▶ SELECTION:
----

SUHUM, Ghana, June 15 (Xinhua) -- Hundreds of rural communities in six out of the ten regions of Ghana can now heave a sigh of relief in their desire to have clean water for household use, thanks to the intervention of the Chinese government.

The government of China is providing 1,000 boreholes for communities to support efforts by the government of Ghana to bring clean water to the people.

Eric Kwaku Mantey in Nana-Boami, a small farming community about 63 km north-west of the capital Accra, told Xinhua in a recent interview that before the China-aided boreholes were made, locals suffered with no access to safe and clean water.

The community used to share a pond of creamy water overgrown with water weeds with cattle as their only source of water.

"But now, thanks to the Chinese government, we have clean water," he said with excitement.

The situation was no different in most of the beneficiary rural communities where women and children of school-going age had to hustle to bring water home for domestic use.

Janet Naa Aryeetey at Asuboi in the Kraboa-Coaltar District, said the community, which used to depend on the Koa stream for water, had been given a new lease of life with the provision of the China-aided borehole.

----

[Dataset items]
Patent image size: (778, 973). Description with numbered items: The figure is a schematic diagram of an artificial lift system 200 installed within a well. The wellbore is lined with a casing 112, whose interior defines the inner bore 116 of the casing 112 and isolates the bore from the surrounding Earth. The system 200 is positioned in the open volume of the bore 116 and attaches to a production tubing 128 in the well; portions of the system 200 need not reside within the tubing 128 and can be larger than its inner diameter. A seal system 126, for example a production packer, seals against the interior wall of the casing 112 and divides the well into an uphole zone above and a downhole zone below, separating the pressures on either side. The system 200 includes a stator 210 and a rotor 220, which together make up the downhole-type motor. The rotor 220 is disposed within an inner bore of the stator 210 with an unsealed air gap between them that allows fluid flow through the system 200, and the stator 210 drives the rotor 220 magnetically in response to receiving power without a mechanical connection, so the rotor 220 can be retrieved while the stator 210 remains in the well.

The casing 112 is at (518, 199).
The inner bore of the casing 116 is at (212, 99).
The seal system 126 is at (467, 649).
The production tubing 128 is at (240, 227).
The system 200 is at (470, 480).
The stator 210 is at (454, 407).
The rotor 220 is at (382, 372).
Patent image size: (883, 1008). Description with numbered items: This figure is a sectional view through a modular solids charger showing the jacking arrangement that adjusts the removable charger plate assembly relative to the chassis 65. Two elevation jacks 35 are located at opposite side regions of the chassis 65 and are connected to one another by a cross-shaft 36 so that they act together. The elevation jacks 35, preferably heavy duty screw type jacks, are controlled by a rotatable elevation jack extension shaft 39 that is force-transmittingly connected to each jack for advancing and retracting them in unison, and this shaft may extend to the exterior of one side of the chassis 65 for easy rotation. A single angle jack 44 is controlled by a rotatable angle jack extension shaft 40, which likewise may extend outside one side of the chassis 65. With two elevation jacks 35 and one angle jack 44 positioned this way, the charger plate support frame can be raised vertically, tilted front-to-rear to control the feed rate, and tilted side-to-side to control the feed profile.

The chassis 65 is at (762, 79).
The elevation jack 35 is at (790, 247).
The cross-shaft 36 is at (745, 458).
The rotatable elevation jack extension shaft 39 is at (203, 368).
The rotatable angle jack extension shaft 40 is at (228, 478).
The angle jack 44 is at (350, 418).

----

▶ TASK PROMPT: Resume the news article above about the China-aided boreholes in rural Ghana, picking up after its final sentence.

▶ WRITTEN RESPONSE:
Although Ghana achieved more than 88 percent nationwide coverage of clean water under the previous Millennium Development Goals by the end of 2015, evidence on the ground was a far cry from the reported data, as most of these communities depended on running water which turned dark brown for most parts of the year due to heavy rains and dry-up in the dried season.

"This project is China government's 1,000 borehole project to support the government of Ghana. The project is in six regions. The beneficiary communities are selected by government of Ghana, but normally every region gets about 160 boreholes," Huang Xianzhou, Project Manager of Zhongmei Engineering Group Limited, said in an interview.

He added that the project was progressing steadily and due for completion on schedule by the end of this year. Huang expressed appreciation for the way the government of Ghana and locals cooperated with his company to implement the project.

The delivery of this laudable project which commenced February 2016 was however not without some pain and sacrifice on the part of the Chinese workers as the project was spread across the country compelling the workers to criss-cross the length and breadth of the country several times for implementation.

"It was very difficult for our people to get a place to sleep; they could not find a place to eat. So my Chinese technicians suffered a lot for this project. Sometimes they had to cook under trees. Sometimes they do not have a place to have lunch so they have to eat some biscuit or small fruits for lunch," the project manager pointed out.

Huang said that these efforts, however, are in the interest of the Ghana-China friendly cooperation, and indeed they are beginning to yield dividends as school children in beneficiary communities can now go to school early unlike previously when they spent hours in the morning in search of water, thus wasting education time.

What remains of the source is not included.